Gather all lines from the material that contain the word "wird".

_ _ _ _ _ _ _

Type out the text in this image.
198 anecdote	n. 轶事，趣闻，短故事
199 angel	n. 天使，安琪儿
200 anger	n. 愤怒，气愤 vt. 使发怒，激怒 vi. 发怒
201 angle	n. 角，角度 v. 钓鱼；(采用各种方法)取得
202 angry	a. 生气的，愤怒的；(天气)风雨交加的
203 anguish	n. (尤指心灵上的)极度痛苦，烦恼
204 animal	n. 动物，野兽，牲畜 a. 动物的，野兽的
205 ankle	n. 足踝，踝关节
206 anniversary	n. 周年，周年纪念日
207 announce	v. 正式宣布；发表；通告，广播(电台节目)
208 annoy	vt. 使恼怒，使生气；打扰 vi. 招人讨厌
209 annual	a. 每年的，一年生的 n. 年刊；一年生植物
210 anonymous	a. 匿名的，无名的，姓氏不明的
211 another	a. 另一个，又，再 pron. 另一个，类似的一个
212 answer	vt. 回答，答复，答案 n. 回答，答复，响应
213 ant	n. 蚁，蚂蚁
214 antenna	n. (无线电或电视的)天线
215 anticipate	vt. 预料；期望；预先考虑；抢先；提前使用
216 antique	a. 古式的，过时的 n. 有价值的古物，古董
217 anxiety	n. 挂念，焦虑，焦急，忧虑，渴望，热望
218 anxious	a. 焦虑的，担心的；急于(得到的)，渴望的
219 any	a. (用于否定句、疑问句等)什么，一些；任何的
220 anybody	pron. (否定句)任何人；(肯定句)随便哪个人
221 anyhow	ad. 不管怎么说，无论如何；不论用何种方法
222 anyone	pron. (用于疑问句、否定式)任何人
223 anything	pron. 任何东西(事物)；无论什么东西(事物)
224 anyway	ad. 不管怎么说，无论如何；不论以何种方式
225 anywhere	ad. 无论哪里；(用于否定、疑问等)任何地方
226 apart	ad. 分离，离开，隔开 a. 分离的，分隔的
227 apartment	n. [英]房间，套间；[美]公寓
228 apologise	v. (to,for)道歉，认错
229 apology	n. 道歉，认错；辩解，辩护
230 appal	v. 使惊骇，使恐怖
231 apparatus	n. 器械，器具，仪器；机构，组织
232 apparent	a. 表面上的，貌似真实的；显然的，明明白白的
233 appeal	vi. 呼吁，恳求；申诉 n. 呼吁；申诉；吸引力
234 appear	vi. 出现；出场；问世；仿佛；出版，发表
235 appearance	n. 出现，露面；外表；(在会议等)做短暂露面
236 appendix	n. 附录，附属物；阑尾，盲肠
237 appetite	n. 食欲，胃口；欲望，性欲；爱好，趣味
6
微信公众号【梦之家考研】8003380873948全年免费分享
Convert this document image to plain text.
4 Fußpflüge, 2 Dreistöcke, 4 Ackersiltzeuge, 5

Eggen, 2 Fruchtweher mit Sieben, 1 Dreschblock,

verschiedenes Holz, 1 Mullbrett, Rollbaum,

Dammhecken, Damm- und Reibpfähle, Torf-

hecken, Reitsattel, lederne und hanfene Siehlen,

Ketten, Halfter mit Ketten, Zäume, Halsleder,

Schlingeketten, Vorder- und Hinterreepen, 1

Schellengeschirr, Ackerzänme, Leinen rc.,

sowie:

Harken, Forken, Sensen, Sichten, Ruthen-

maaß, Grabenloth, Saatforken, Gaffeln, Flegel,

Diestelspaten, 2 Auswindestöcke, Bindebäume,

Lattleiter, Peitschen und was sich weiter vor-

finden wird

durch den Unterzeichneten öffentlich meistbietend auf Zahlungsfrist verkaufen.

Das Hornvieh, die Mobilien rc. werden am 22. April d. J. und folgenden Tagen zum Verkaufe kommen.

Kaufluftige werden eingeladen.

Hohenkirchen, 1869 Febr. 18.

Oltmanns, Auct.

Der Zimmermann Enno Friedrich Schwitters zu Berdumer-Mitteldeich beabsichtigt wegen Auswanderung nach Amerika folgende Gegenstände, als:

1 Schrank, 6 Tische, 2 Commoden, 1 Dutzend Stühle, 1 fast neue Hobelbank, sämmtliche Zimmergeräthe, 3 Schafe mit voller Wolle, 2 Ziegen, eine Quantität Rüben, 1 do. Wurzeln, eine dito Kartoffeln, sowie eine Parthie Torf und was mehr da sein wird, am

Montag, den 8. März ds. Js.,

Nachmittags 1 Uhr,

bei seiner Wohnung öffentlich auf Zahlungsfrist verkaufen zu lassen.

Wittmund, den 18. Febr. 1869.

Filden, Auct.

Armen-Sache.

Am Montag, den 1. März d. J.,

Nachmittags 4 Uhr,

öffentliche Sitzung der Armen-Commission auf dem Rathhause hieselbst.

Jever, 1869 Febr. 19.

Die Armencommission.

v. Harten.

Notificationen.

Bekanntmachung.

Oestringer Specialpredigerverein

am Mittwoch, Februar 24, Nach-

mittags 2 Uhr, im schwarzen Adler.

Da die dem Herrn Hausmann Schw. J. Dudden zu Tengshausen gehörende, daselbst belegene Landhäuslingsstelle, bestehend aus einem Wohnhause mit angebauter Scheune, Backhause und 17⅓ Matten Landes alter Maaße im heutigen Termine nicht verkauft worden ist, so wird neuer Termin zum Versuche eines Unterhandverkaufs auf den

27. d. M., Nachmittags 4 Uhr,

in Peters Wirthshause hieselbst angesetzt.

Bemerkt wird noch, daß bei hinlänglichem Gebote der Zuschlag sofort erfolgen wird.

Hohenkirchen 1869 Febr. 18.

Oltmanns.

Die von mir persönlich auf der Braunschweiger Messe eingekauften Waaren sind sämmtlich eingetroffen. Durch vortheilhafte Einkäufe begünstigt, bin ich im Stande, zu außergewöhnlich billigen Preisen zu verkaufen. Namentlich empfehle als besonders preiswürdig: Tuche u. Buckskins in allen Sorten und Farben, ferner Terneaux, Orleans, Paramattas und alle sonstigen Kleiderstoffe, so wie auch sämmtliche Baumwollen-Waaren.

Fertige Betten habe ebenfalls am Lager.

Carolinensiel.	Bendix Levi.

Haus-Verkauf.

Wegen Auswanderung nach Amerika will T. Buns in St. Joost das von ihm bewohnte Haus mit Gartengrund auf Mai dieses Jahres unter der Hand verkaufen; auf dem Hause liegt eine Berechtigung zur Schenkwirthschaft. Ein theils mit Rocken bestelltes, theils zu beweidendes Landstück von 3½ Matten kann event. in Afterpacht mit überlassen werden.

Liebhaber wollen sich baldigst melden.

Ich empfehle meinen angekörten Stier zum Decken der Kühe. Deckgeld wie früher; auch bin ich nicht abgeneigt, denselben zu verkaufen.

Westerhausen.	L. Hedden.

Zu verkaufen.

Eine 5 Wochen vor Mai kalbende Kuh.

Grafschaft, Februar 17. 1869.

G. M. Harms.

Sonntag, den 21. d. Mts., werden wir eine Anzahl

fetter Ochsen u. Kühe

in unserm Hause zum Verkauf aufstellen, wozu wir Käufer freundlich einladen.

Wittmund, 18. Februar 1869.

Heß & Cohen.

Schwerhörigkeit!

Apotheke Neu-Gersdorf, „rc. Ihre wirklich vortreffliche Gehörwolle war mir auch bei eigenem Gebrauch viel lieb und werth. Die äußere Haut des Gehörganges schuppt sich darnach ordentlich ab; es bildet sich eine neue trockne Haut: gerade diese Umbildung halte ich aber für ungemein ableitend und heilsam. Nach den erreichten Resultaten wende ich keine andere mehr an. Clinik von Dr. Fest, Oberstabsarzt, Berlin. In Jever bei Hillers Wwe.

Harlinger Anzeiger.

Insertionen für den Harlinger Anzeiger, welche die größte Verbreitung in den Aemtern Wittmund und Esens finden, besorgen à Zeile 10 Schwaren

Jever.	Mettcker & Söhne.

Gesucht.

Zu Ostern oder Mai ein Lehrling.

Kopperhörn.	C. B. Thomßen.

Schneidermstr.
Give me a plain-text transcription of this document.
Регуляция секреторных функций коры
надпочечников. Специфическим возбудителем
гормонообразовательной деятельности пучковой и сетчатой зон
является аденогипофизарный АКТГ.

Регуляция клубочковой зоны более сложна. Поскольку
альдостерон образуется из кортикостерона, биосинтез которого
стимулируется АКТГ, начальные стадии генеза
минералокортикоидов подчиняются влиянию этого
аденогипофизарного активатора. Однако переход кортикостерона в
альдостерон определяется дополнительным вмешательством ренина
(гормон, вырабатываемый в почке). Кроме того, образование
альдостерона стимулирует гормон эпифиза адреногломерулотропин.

_ _ _ _ _ _ _

▸ **SOLUTION TO THE EXERCISE**
finden wird
1 Schrank, 6 Tische, 2 Commoden, 1 Dutzend Stühle, 1 fast neue Hobelbank, sämmtliche Zimmergeräthe, 3 Schafe mit voller Wolle, 2 Ziegen, eine Quantität Rüben, 1 do. Wurzeln, eine dito Kartoffeln, sowie eine Parthie Torf und was mehr da sein wird, am
Da die dem Herrn Hausmann Schw. J. Dudden zu Tengshausen gehörende, daselbst belegene Landhäuslingsstelle, bestehend aus einem Wohnhause mit angebauter Scheune, Backhause und 17⅓ Matten Landes alter Maaße im heutigen Termine nicht verkauft worden ist, so wird neuer Termin zum Versuche eines Unterhandverkaufs auf den
Bemerkt wird noch, daß bei hinlänglichem Gebote der Zuschlag sofort erfolgen wird.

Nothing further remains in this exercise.